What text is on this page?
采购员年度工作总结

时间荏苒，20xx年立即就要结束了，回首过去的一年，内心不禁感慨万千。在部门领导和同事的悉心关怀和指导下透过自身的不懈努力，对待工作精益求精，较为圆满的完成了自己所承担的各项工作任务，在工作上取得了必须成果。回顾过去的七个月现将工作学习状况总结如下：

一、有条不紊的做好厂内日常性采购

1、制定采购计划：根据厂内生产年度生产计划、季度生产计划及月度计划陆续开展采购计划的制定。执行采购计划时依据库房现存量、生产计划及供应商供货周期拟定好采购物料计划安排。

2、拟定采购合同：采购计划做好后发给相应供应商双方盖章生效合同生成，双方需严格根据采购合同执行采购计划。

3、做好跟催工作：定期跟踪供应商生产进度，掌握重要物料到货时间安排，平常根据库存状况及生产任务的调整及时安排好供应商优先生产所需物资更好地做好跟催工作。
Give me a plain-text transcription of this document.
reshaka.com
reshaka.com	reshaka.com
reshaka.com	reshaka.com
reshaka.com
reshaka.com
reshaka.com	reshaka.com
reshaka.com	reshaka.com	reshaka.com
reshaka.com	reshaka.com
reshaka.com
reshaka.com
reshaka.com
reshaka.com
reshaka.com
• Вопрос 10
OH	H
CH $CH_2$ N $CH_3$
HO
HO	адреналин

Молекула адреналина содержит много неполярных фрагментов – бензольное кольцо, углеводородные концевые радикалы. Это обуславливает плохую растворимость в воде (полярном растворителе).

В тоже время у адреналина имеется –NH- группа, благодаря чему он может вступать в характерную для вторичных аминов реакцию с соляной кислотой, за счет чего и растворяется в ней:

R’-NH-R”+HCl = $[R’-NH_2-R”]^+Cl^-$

- [Objective]:
Scan the records above for the string "text", then report every line that contains it.

- [Task result]:
What text is on this page?
Give me a plain-text transcription of this document.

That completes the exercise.